# [Directive]
Copy the lines of the listing word for word, starting at the line containing "x-tick-label: -0.5 bbox=[1124, 1327, 1175, 1357]" and ending at the line containing "map-frame bbox=[162, 110, 1369, 1316]".

▬▬▬

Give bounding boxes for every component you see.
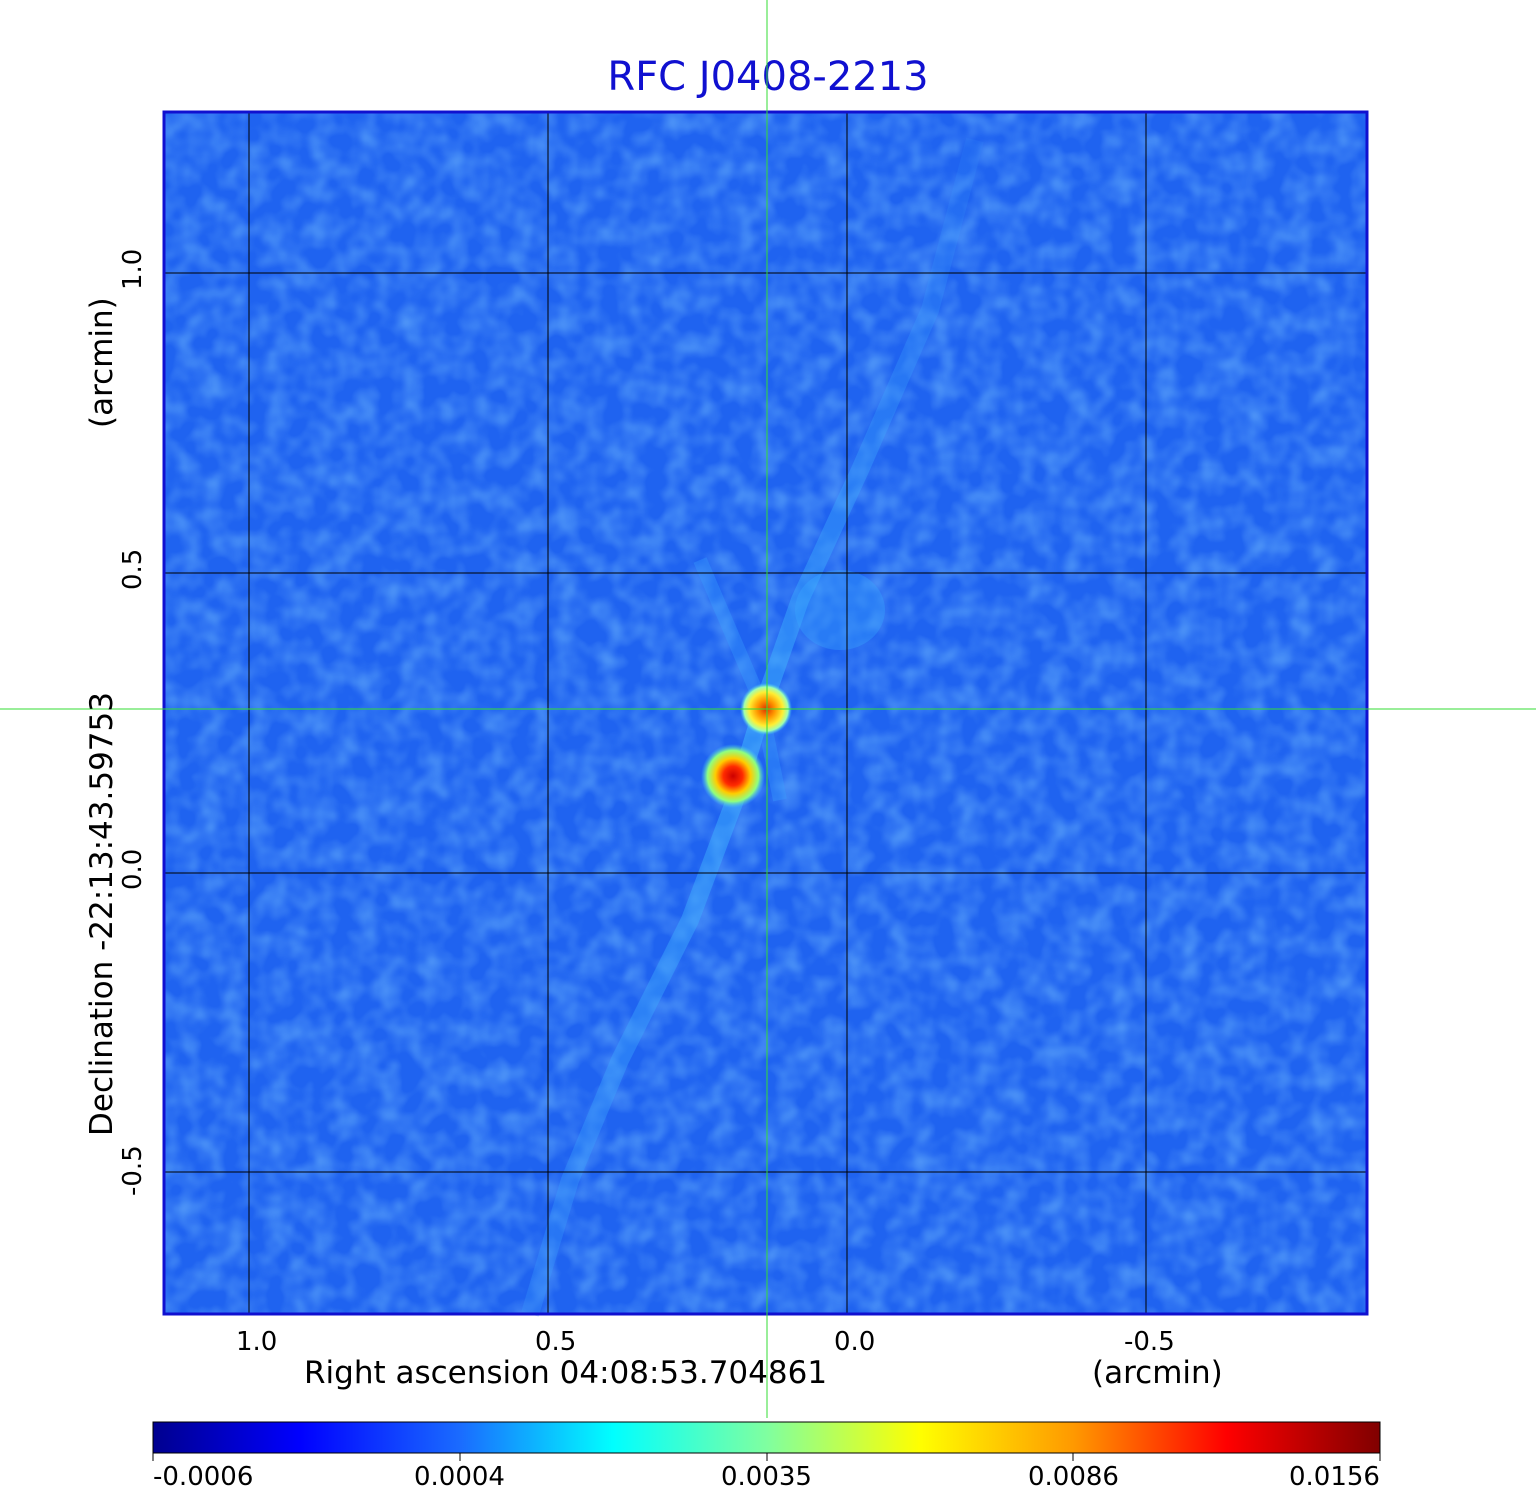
x-tick-label: -0.5 bbox=[1124, 1327, 1175, 1357]
x-tick-label: 0.5 bbox=[535, 1327, 577, 1357]
source-primary bbox=[701, 744, 765, 808]
x-tick-label: 1.0 bbox=[236, 1327, 278, 1357]
y-axis-unit: (arcmin) bbox=[84, 297, 120, 428]
y-axis-label: Declination -22:13:43.59753 bbox=[84, 692, 120, 1136]
x-axis-unit: (arcmin) bbox=[1092, 1355, 1223, 1391]
colorbar-tick-label: 0.0086 bbox=[1028, 1462, 1119, 1492]
y-tick-label: 0.0 bbox=[118, 848, 148, 890]
colorbar bbox=[152, 1421, 1381, 1454]
x-tick-label: 0.0 bbox=[834, 1327, 876, 1357]
crosshair bbox=[0, 0, 1536, 1418]
y-tick-label: 1.0 bbox=[118, 248, 148, 290]
colorbar-tick-label: 0.0035 bbox=[721, 1462, 812, 1492]
colorbar-tick-label: 0.0156 bbox=[1289, 1462, 1380, 1492]
y-tick-label: -0.5 bbox=[118, 1145, 148, 1196]
colorbar-tick-label: -0.0006 bbox=[153, 1462, 254, 1492]
image-title: RFC J0408-2213 bbox=[607, 54, 929, 100]
map-frame bbox=[162, 110, 1369, 1316]
y-tick-label: 0.5 bbox=[118, 548, 148, 590]
colorbar-tick-label: 0.0004 bbox=[414, 1462, 505, 1492]
x-axis-label: Right ascension 04:08:53.704861 bbox=[304, 1355, 828, 1391]
coordinate-grid bbox=[164, 112, 1367, 1314]
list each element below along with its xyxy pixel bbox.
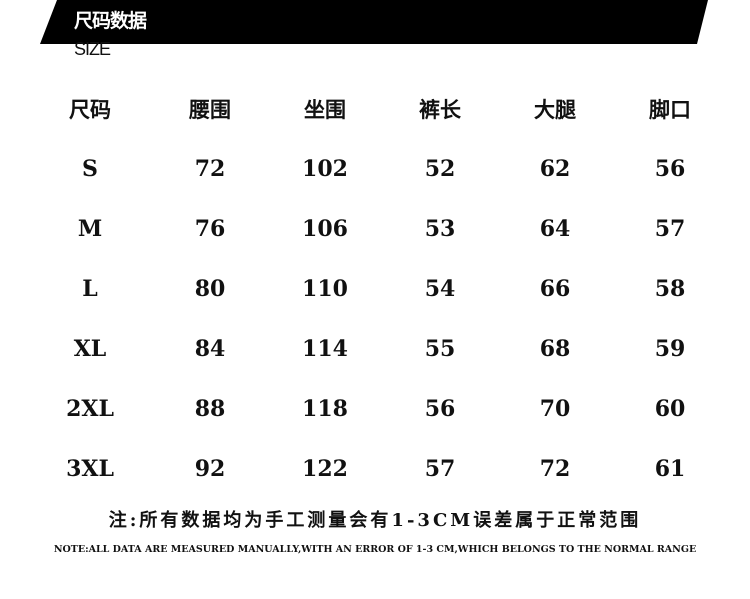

▬▬▬

# [Full response]
x-tick-label: -0.5 bbox=[1124, 1327, 1175, 1357]
x-tick-label: 0.5 bbox=[535, 1327, 577, 1357]
source-primary bbox=[701, 744, 765, 808]
x-tick-label: 1.0 bbox=[236, 1327, 278, 1357]
y-axis-unit: (arcmin) bbox=[84, 297, 120, 428]
y-axis-label: Declination -22:13:43.59753 bbox=[84, 692, 120, 1136]
x-axis-unit: (arcmin) bbox=[1092, 1355, 1223, 1391]
colorbar-tick-label: 0.0086 bbox=[1028, 1462, 1119, 1492]
y-tick-label: 0.0 bbox=[118, 848, 148, 890]
colorbar bbox=[152, 1421, 1381, 1454]
x-tick-label: 0.0 bbox=[834, 1327, 876, 1357]
crosshair bbox=[0, 0, 1536, 1418]
y-tick-label: 1.0 bbox=[118, 248, 148, 290]
colorbar-tick-label: 0.0035 bbox=[721, 1462, 812, 1492]
colorbar-tick-label: 0.0156 bbox=[1289, 1462, 1380, 1492]
y-tick-label: -0.5 bbox=[118, 1145, 148, 1196]
colorbar-tick-label: -0.0006 bbox=[153, 1462, 254, 1492]
image-title: RFC J0408-2213 bbox=[607, 54, 929, 100]
map-frame bbox=[162, 110, 1369, 1316]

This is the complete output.